- Exercise prompt:
Count every line that includes the string "center" in the entries that follow. Nothing besides the number is needed.

- Working data:
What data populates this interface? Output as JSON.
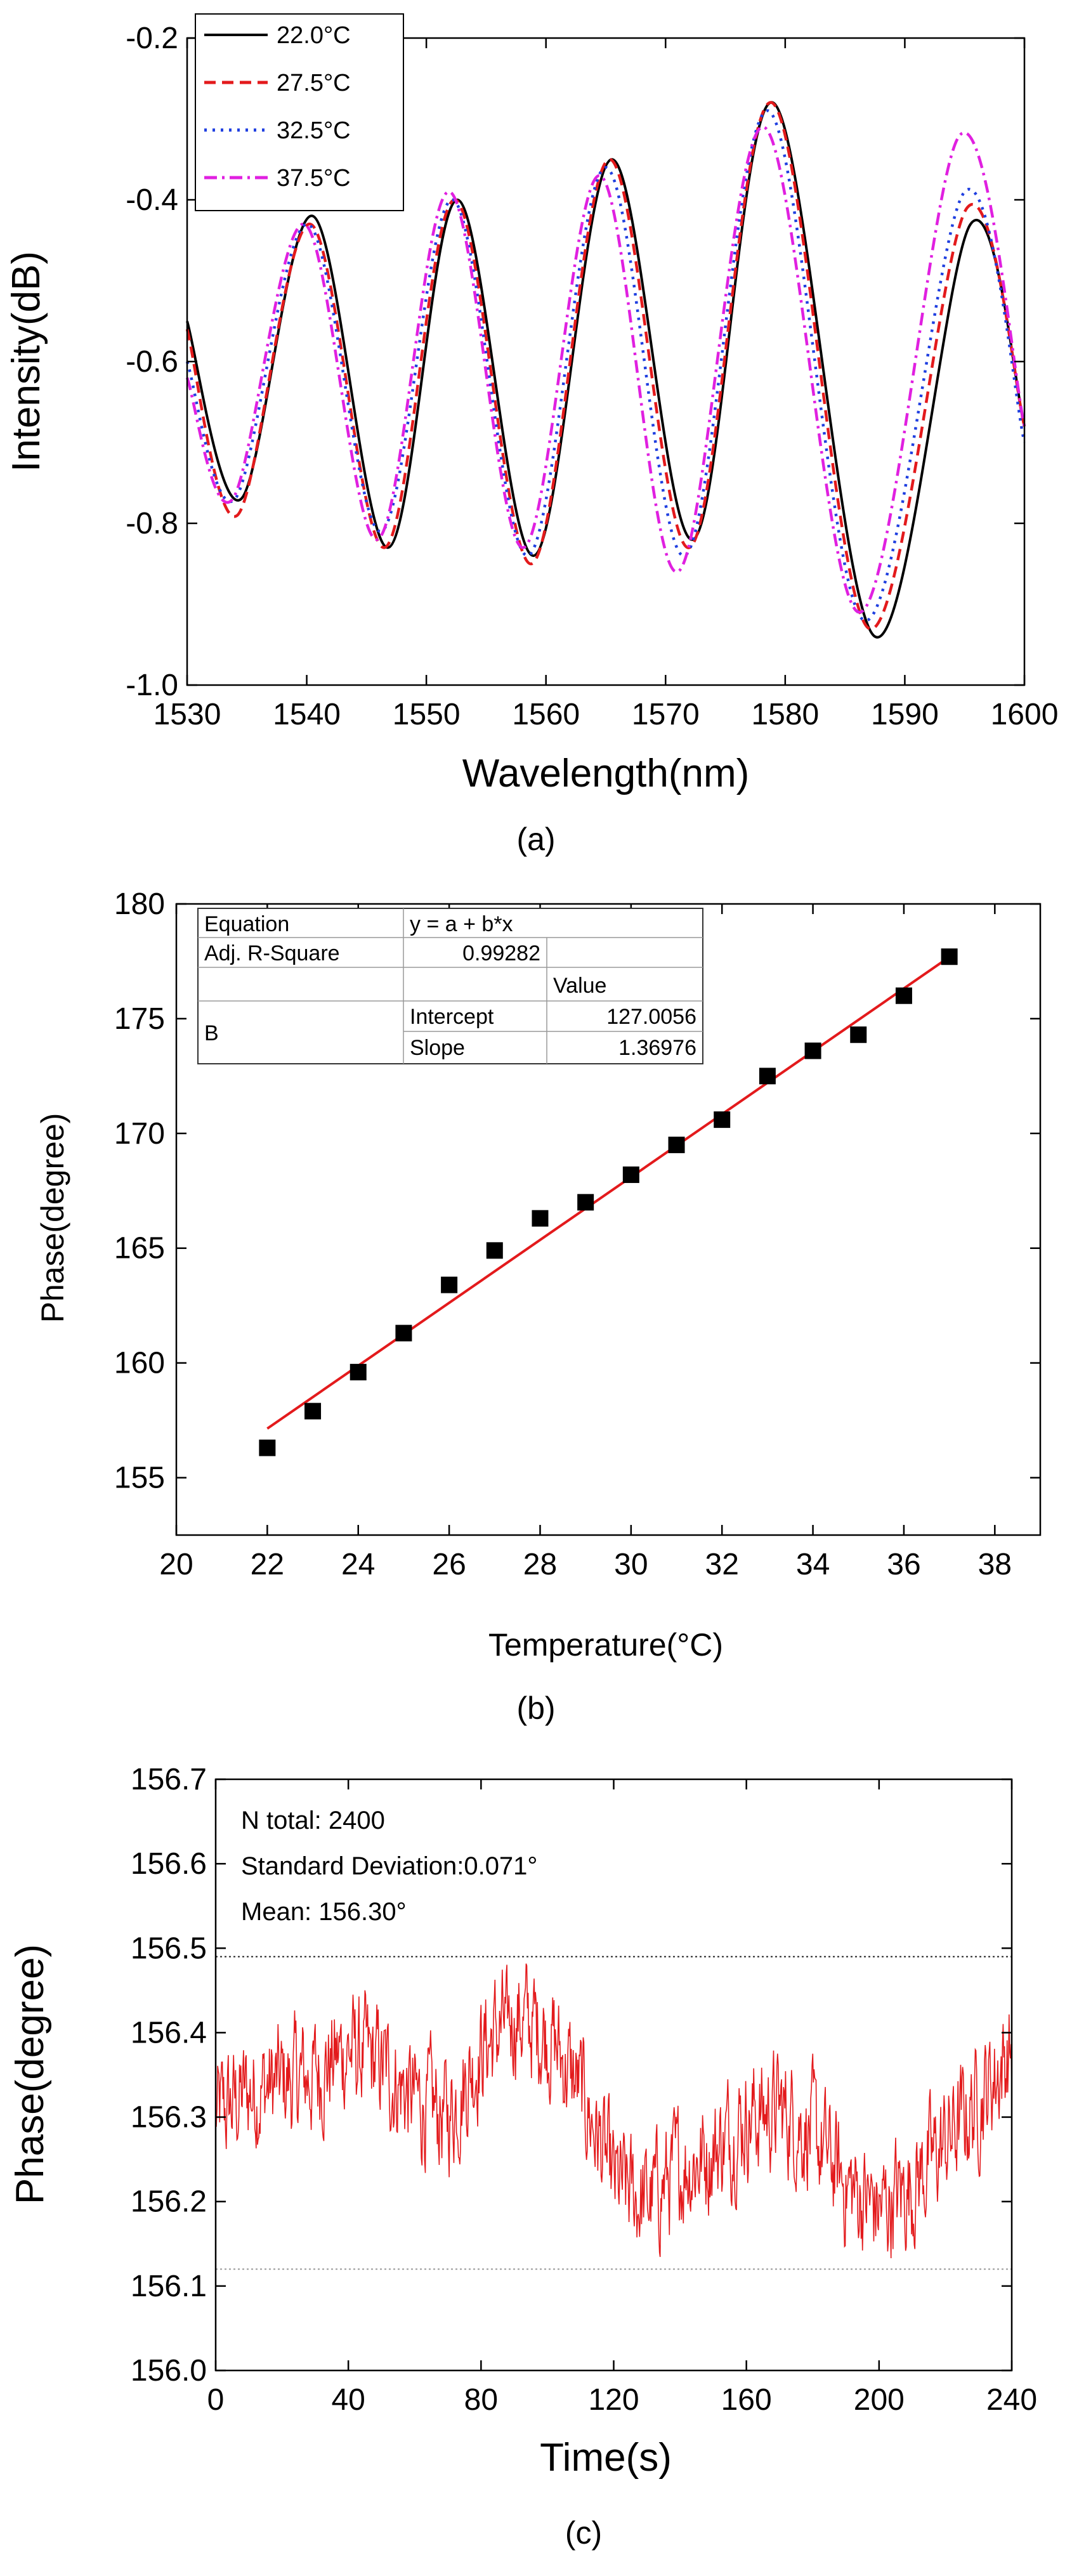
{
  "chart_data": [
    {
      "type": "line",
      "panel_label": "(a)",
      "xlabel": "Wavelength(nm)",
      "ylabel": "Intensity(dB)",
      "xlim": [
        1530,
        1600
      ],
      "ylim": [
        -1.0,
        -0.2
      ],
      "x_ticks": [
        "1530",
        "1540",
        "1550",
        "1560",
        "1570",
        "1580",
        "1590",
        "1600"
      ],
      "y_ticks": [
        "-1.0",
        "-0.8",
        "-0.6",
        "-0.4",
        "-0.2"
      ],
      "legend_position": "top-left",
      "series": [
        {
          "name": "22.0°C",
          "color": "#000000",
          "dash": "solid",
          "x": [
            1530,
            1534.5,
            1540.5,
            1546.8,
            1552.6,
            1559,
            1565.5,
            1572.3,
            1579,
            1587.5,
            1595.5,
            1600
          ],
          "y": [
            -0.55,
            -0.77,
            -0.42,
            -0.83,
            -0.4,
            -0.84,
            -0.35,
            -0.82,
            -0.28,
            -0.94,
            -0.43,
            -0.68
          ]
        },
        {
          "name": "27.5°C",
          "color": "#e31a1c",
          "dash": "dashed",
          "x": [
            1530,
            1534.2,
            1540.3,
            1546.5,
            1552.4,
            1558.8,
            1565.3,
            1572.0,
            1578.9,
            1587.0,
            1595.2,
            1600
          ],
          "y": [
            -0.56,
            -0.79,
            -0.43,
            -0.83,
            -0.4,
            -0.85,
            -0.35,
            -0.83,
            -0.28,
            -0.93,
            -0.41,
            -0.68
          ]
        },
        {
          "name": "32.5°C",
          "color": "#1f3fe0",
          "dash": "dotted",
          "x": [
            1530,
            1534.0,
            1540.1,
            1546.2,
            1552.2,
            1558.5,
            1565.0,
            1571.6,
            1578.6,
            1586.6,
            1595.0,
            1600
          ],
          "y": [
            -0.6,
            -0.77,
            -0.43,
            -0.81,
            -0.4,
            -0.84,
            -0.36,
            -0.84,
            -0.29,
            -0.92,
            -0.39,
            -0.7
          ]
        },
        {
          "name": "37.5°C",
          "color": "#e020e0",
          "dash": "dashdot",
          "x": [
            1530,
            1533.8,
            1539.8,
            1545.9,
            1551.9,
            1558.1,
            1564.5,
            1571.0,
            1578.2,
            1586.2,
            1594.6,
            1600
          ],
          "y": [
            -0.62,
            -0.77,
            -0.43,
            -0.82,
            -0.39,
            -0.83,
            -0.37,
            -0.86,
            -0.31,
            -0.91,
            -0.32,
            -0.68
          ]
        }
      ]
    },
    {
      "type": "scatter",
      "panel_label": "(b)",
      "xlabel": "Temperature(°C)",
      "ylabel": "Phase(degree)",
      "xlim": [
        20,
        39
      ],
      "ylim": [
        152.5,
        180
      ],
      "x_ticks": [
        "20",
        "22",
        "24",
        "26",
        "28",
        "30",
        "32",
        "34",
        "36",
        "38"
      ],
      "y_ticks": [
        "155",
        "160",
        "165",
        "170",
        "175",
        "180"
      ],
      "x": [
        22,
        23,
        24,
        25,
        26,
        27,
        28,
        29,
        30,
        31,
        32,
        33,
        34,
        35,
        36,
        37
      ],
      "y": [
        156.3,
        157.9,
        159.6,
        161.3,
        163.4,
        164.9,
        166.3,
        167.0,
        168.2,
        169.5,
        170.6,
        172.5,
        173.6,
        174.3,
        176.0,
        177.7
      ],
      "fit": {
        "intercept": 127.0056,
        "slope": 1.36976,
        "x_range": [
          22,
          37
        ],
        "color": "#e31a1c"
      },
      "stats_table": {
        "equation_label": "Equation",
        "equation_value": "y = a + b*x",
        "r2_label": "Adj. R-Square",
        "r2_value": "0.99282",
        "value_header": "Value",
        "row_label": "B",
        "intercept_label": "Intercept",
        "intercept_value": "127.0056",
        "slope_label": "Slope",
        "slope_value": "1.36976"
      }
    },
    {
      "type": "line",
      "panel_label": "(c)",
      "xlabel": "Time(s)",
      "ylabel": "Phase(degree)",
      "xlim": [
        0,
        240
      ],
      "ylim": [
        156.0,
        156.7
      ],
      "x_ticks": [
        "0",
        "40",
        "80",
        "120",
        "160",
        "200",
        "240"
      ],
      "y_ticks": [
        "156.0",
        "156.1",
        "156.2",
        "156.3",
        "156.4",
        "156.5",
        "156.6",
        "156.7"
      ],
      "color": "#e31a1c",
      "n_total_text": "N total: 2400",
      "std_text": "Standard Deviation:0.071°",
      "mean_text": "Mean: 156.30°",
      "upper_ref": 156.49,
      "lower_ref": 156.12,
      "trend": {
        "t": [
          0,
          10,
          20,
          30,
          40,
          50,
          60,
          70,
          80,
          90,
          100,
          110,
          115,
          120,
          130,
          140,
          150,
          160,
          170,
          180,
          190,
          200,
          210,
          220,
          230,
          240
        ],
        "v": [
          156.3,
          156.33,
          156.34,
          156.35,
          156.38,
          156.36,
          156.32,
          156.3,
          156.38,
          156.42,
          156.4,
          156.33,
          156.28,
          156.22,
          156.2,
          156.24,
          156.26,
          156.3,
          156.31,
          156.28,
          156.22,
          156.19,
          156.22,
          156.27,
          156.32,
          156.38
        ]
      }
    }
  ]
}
--
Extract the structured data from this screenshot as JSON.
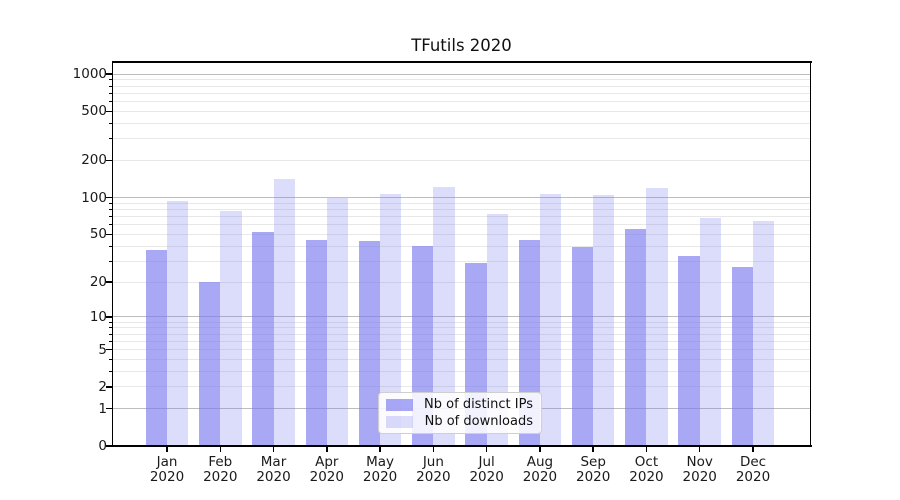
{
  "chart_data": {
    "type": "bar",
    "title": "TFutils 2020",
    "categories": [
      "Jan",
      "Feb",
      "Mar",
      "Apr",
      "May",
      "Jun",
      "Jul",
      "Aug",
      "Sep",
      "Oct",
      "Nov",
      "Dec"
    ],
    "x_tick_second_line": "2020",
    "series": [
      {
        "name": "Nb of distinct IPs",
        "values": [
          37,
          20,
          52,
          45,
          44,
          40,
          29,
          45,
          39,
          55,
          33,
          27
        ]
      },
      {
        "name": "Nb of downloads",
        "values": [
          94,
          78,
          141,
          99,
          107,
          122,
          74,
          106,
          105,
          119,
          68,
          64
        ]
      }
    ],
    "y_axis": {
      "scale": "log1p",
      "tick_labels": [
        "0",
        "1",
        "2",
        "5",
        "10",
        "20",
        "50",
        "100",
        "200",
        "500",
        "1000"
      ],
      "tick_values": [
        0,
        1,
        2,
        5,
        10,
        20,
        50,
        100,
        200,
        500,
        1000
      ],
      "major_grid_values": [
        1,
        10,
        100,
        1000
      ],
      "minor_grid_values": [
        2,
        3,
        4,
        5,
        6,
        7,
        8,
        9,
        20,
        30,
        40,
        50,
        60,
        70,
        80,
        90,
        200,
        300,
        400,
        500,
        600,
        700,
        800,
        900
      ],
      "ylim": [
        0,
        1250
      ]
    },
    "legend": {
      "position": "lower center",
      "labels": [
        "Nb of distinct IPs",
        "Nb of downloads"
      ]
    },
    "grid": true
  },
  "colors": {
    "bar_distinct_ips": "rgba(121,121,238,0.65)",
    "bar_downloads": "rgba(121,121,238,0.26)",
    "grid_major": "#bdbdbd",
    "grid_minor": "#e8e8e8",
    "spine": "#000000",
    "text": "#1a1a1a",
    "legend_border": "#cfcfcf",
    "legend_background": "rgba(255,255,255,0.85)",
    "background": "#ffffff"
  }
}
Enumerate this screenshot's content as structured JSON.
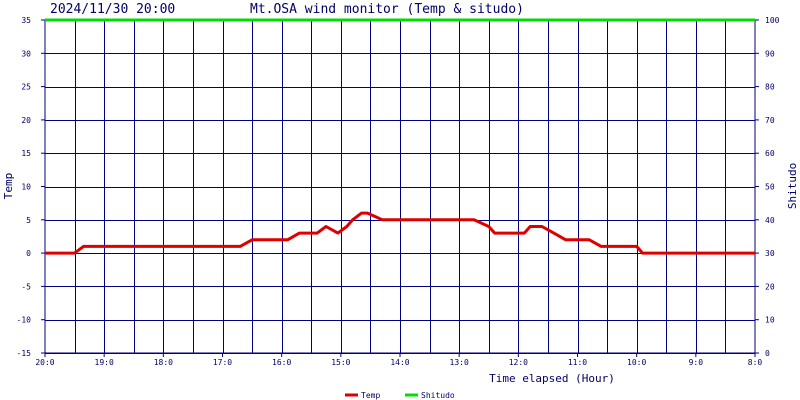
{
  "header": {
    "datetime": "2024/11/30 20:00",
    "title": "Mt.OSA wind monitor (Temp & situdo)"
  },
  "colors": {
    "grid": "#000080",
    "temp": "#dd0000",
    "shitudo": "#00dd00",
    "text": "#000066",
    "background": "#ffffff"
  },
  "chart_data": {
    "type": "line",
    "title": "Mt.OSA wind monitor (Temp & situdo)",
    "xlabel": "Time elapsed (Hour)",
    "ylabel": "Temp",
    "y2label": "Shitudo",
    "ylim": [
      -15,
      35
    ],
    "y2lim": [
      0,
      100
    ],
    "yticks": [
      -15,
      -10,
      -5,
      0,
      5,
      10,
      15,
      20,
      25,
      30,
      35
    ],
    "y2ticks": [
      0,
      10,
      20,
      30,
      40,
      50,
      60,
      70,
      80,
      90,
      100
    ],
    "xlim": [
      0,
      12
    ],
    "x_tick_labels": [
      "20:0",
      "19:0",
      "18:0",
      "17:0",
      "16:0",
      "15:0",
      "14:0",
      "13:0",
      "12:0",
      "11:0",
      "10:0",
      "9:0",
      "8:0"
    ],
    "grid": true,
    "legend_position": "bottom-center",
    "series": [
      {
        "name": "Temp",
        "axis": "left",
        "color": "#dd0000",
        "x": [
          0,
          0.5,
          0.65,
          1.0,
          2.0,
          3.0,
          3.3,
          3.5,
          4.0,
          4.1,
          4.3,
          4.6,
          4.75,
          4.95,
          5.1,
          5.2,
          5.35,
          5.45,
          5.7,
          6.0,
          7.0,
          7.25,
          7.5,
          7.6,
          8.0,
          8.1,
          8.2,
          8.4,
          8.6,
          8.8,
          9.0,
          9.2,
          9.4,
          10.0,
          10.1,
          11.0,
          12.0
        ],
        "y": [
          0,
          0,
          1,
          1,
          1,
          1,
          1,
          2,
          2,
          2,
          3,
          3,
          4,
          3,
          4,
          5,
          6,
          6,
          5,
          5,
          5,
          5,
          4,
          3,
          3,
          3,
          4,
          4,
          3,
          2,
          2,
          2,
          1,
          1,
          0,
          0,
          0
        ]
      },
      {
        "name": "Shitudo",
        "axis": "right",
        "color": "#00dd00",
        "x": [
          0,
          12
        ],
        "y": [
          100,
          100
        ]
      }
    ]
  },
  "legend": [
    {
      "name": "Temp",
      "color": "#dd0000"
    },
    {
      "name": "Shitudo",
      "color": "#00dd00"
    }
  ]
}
--
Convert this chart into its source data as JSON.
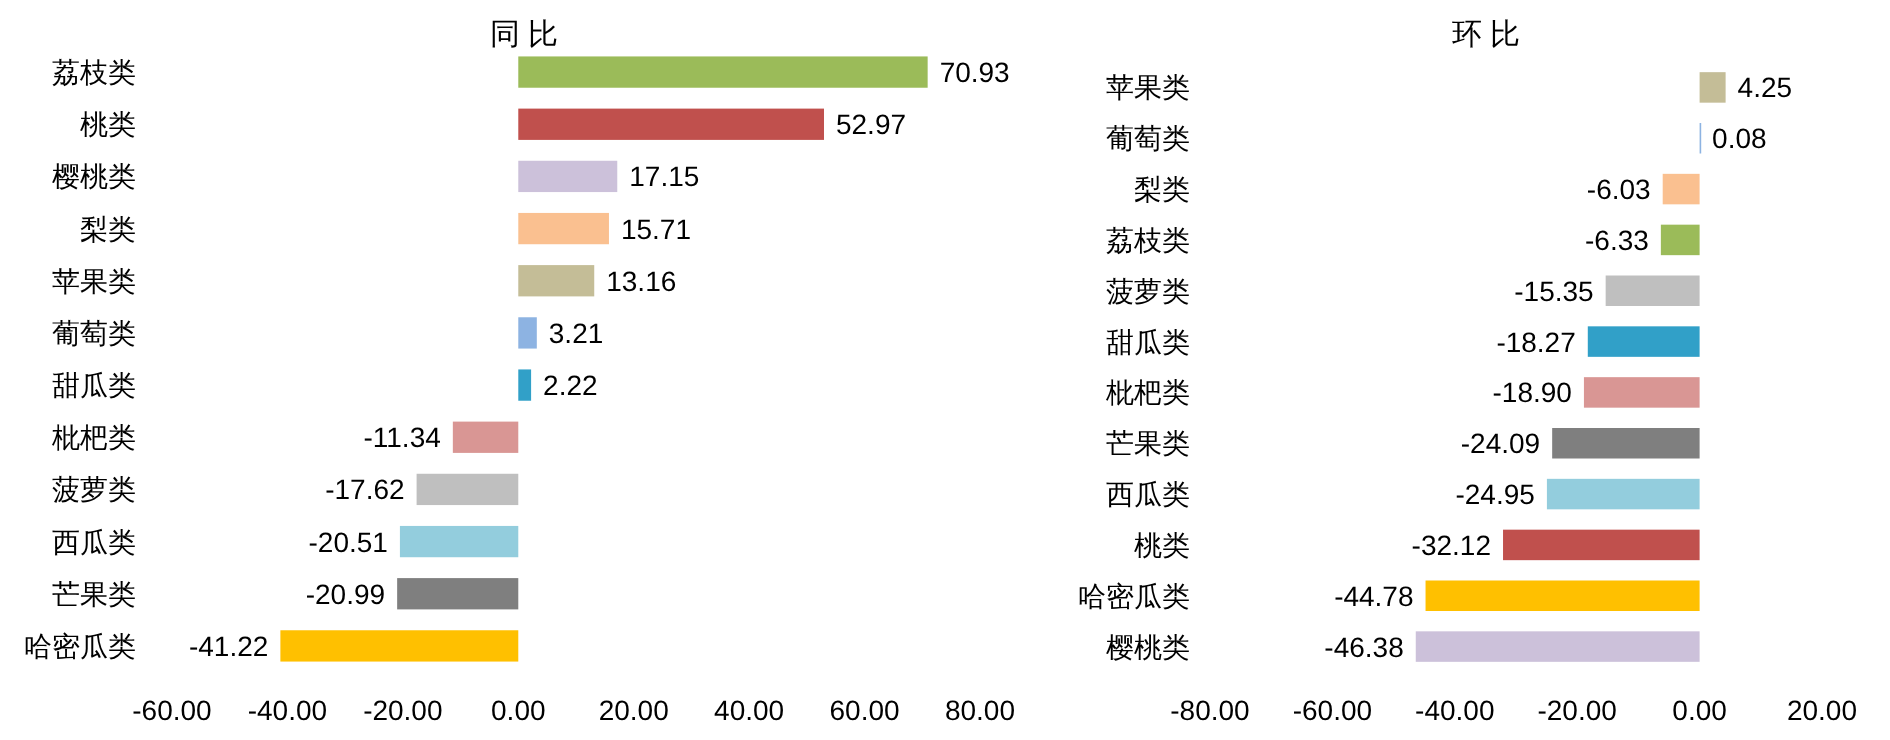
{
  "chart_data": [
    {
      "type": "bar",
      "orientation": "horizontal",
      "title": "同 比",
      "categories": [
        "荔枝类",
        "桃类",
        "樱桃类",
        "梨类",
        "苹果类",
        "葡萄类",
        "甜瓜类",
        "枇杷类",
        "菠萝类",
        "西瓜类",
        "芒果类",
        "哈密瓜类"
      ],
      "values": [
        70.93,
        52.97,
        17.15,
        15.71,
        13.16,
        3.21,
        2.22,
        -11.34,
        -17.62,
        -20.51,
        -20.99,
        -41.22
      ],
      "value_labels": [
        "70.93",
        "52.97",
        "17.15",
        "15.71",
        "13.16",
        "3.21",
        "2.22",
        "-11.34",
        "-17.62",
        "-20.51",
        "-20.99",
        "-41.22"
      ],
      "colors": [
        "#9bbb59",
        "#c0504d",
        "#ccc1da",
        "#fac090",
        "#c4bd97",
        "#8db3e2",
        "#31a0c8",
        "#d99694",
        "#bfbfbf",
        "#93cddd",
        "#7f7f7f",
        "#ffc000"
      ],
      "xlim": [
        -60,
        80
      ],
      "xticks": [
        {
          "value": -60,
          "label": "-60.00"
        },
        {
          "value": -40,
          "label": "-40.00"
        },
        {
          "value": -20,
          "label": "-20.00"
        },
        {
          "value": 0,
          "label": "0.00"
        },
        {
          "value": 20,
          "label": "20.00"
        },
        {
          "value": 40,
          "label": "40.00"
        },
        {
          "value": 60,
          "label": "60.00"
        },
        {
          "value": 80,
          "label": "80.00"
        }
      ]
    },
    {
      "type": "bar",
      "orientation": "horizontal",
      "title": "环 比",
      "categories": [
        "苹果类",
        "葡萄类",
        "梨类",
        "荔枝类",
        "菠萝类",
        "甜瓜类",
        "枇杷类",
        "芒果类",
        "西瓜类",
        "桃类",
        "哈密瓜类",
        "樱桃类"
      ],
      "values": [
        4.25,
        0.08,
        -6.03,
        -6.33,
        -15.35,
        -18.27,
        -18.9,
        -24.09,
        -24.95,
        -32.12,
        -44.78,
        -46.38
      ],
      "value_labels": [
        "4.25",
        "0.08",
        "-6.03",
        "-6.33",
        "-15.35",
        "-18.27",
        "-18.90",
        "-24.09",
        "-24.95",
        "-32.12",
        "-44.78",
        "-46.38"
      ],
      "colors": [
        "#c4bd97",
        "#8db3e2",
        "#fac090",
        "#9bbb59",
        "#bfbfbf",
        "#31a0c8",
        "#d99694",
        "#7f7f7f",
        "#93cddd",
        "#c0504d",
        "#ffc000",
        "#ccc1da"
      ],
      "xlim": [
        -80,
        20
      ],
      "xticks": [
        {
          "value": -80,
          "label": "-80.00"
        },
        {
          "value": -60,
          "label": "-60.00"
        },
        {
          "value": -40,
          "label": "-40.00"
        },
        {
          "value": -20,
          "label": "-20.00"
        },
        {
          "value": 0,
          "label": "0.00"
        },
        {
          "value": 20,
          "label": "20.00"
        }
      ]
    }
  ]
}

- Solution to the exercise:
2